→ **Challenge**: Go through the data below. List every line that holds the word "name".

####################

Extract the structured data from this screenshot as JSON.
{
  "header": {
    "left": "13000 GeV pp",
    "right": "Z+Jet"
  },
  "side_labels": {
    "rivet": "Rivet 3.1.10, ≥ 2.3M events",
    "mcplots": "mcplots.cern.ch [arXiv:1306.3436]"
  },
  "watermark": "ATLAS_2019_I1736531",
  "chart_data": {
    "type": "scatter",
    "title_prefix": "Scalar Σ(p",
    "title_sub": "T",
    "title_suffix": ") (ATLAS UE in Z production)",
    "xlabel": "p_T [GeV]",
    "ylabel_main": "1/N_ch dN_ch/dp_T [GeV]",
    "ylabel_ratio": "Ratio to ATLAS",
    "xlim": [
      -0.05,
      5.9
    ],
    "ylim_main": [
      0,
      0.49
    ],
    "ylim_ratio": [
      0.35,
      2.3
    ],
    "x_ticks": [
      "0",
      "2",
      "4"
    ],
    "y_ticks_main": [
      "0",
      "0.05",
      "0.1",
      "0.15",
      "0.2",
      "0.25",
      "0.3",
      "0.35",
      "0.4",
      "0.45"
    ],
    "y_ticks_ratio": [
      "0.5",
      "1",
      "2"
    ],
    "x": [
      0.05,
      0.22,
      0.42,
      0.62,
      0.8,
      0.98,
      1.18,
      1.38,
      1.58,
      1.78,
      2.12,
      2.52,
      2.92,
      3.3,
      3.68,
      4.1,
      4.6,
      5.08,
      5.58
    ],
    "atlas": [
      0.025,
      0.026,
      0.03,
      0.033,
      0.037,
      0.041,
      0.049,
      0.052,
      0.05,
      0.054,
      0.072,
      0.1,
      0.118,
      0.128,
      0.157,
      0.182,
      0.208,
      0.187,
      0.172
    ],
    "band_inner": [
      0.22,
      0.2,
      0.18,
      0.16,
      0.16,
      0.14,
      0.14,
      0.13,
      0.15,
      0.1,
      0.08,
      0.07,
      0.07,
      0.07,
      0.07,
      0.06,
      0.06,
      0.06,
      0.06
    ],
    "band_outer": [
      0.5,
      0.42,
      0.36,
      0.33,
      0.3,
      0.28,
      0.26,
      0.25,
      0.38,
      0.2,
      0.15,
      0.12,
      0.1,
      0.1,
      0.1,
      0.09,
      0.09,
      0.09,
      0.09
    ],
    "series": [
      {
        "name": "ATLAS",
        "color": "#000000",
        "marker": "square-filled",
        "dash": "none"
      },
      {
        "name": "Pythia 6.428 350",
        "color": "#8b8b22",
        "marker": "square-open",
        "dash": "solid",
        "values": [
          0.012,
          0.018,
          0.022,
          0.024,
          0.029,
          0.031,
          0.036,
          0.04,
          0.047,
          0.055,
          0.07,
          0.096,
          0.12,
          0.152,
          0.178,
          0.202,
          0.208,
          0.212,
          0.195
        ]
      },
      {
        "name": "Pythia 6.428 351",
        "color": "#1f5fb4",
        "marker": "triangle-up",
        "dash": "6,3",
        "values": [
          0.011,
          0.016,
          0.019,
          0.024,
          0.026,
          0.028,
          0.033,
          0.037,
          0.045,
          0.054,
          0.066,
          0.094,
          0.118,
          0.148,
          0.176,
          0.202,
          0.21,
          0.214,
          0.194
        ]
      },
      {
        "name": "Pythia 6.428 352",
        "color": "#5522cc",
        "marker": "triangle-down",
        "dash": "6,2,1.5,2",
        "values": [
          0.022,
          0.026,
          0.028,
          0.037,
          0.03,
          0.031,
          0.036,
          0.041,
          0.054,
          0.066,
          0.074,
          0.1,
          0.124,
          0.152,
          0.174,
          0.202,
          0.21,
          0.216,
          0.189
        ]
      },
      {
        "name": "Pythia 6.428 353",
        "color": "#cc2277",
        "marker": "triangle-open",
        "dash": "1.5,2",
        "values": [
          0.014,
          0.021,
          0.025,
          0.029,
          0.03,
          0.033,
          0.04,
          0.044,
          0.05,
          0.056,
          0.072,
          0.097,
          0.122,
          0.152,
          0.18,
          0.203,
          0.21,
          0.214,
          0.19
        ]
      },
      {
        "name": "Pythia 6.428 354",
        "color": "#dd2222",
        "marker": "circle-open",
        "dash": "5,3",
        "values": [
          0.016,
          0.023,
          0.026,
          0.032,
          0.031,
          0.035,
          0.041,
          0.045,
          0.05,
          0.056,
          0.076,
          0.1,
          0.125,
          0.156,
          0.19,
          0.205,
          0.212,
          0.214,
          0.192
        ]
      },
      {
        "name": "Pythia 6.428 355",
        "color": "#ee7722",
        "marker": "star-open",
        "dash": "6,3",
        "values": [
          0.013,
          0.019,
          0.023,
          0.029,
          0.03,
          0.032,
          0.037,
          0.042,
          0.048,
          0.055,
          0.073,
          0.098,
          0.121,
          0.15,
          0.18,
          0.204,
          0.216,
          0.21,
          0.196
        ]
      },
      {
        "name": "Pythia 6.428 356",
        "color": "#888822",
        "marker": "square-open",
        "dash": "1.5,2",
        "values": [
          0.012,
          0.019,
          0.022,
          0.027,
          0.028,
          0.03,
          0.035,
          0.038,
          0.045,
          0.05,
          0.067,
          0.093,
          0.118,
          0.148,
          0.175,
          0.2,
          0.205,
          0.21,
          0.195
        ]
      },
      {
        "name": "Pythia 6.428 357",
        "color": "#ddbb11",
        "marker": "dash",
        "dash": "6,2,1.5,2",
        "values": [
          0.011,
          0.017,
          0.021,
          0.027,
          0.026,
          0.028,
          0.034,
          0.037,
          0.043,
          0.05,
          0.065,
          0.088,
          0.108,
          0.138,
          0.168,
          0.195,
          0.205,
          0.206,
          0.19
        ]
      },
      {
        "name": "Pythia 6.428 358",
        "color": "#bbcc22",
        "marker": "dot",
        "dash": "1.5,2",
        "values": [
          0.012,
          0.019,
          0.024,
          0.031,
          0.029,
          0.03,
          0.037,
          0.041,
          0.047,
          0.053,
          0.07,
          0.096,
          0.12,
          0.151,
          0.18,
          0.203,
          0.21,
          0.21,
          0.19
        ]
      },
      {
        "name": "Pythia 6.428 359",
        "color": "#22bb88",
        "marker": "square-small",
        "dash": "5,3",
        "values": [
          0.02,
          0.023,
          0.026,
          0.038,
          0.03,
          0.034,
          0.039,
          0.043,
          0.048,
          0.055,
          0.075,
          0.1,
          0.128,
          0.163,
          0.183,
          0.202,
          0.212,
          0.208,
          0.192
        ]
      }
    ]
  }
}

####################

→ **Exercise solution**:
        "name": "ATLAS",
        "name": "Pythia 6.428 350",
        "name": "Pythia 6.428 351",
        "name": "Pythia 6.428 352",
        "name": "Pythia 6.428 353",
        "name": "Pythia 6.428 354",
        "name": "Pythia 6.428 355",
        "name": "Pythia 6.428 356",
        "name": "Pythia 6.428 357",
        "name": "Pythia 6.428 358",
        "name": "Pythia 6.428 359",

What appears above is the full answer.